Re: Oops in 2.3.X, 2.2.X, and 2.0.3X with FENRIS and NCR53c875 SCSI Driver

Jeff Merkey (jmerkey@timpanogas.com)
Thu, 10 Jun 1999 16:55:17 -0600


Gerard,

I was not spending a lot of time with this right now becuase I was trying to
get FENRIS tested on as much hardware as possible prior to dumping the code
to our FTP server, but I will have some time tommorow to look at this in
more depth if this would be helpful after I put the tarball up on our ftp
server. What do you want me to look at next?

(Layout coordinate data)
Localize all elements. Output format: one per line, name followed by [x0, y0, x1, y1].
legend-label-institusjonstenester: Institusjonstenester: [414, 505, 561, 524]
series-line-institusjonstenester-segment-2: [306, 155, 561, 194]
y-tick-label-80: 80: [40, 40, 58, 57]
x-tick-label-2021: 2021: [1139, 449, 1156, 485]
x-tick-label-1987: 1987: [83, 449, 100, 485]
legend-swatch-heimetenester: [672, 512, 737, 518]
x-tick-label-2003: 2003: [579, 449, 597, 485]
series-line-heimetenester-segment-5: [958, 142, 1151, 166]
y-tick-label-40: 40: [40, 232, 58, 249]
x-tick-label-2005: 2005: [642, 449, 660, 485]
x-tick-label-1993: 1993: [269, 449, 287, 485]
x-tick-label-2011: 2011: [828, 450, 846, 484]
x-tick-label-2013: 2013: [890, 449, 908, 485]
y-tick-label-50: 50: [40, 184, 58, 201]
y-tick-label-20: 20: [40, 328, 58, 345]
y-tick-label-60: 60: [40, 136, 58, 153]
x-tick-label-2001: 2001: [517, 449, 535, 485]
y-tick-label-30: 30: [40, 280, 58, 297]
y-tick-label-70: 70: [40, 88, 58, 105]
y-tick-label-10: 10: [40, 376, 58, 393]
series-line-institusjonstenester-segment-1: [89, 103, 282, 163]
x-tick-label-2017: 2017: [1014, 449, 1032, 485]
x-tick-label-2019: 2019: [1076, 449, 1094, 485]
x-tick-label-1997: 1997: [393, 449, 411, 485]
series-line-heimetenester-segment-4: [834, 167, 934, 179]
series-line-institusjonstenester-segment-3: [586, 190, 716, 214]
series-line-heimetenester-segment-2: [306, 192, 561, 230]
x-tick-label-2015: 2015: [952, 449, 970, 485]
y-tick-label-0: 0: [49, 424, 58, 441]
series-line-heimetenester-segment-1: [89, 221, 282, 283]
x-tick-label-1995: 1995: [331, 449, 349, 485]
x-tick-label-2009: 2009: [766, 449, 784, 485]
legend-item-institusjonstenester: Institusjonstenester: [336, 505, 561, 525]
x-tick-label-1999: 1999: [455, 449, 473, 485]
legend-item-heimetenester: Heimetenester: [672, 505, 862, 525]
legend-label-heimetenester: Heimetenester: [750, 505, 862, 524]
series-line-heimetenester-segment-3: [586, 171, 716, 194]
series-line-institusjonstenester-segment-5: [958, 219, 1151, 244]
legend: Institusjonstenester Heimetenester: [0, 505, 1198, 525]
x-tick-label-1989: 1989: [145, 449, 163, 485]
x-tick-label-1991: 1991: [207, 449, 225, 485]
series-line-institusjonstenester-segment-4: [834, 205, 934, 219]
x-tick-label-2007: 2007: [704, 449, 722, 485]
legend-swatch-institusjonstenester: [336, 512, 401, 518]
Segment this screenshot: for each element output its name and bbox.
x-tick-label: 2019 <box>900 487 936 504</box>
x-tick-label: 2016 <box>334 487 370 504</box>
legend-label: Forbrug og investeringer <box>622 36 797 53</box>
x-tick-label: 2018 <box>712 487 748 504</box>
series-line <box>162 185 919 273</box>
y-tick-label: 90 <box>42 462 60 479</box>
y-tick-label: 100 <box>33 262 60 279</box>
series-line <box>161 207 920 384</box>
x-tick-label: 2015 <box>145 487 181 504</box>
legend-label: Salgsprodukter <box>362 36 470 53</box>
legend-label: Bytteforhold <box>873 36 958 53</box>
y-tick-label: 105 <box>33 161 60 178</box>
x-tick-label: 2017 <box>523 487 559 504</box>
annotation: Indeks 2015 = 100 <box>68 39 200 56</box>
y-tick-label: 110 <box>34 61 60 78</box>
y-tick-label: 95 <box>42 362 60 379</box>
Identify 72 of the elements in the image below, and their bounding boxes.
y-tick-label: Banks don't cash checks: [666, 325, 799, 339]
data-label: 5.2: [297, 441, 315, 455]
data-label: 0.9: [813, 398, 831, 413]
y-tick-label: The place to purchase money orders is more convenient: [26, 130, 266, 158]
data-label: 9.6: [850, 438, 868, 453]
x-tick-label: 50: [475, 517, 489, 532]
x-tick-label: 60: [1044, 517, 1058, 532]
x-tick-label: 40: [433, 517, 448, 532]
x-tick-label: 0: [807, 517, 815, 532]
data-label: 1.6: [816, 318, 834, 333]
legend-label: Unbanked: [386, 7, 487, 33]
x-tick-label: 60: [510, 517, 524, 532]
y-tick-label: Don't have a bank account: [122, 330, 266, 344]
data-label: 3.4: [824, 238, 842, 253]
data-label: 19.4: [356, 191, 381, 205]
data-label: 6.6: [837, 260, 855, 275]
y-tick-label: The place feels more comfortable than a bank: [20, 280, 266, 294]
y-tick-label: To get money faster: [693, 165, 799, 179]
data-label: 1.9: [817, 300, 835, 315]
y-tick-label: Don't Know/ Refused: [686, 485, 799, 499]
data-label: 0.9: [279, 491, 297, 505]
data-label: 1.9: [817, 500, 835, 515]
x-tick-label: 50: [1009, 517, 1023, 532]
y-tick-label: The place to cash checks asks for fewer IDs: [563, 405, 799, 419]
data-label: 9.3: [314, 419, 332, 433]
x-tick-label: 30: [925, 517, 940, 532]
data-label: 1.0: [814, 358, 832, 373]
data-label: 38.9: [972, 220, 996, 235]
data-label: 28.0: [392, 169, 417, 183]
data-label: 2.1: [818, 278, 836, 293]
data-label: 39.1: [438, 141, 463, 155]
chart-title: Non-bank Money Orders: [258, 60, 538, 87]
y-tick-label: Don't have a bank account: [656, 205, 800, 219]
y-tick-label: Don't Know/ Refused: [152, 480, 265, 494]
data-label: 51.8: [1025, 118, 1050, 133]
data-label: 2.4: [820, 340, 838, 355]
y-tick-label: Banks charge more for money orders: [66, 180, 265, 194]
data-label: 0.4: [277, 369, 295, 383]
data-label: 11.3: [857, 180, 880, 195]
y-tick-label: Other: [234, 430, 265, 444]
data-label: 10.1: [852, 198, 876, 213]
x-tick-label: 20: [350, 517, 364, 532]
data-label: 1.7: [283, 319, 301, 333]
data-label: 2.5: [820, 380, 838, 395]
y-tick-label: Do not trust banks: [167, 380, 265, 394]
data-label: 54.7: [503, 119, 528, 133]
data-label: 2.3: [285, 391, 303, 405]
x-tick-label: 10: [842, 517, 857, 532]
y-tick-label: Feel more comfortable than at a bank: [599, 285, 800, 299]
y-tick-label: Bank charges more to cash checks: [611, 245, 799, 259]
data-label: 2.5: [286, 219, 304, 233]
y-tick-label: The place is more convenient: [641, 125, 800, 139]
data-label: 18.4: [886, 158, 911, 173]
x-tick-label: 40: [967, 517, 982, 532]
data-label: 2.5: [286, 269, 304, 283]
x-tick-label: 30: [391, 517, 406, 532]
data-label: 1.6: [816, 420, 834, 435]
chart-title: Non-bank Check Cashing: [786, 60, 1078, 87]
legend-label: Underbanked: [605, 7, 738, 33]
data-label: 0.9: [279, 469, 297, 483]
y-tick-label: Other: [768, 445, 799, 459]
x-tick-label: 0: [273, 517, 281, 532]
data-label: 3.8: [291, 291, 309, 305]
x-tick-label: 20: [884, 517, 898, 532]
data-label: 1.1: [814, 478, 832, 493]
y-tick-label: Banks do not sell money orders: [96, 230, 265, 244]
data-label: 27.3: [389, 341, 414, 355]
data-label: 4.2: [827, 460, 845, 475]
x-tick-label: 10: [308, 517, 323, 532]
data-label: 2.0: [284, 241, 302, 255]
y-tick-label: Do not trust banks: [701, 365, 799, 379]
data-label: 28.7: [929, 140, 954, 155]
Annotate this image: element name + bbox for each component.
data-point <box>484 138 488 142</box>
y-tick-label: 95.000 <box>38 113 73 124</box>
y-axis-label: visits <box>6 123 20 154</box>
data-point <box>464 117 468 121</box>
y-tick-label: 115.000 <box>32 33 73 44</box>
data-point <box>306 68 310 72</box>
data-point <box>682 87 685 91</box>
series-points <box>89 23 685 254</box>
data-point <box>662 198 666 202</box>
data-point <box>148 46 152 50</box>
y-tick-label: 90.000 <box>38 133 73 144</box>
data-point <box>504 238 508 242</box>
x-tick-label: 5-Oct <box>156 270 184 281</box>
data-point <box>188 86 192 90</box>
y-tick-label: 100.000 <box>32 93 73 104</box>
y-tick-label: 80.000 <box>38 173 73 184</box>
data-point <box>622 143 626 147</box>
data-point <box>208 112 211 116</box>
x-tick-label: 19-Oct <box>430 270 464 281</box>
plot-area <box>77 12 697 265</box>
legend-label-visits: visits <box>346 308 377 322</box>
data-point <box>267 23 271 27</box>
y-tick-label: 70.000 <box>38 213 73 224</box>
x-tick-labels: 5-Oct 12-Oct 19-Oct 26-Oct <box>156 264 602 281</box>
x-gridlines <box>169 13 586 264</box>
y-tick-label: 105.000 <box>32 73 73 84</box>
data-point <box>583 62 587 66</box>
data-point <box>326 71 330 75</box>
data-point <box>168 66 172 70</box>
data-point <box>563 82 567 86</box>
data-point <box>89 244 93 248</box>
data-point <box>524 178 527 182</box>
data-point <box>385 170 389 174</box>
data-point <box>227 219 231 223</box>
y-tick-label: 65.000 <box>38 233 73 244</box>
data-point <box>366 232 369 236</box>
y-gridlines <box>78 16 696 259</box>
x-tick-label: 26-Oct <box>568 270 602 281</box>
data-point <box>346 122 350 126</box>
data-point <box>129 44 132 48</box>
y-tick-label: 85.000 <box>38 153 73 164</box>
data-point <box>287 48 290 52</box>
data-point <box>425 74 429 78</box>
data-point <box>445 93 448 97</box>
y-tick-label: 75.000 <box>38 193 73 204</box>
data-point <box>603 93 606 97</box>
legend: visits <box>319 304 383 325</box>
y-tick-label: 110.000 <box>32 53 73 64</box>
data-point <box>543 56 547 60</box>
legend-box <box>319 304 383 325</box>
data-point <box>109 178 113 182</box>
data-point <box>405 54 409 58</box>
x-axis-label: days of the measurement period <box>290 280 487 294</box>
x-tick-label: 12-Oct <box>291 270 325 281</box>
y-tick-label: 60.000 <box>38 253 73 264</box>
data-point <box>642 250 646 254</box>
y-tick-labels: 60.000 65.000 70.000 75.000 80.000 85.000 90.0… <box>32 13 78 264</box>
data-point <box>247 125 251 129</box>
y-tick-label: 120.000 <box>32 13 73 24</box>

* Task brief: In the message about the FENRIS oops, shorten the paragraph that begins "I was not spending a lot of time" while keeping its main facts.

* Answer to this exercise: I haven't spent much time on this yet because I was testing FENRIS on as much hardware as possible before putting the code on our FTP server. Once the tarball is up there, I can look at this more closely tomorrow if that helps. What should I look at next?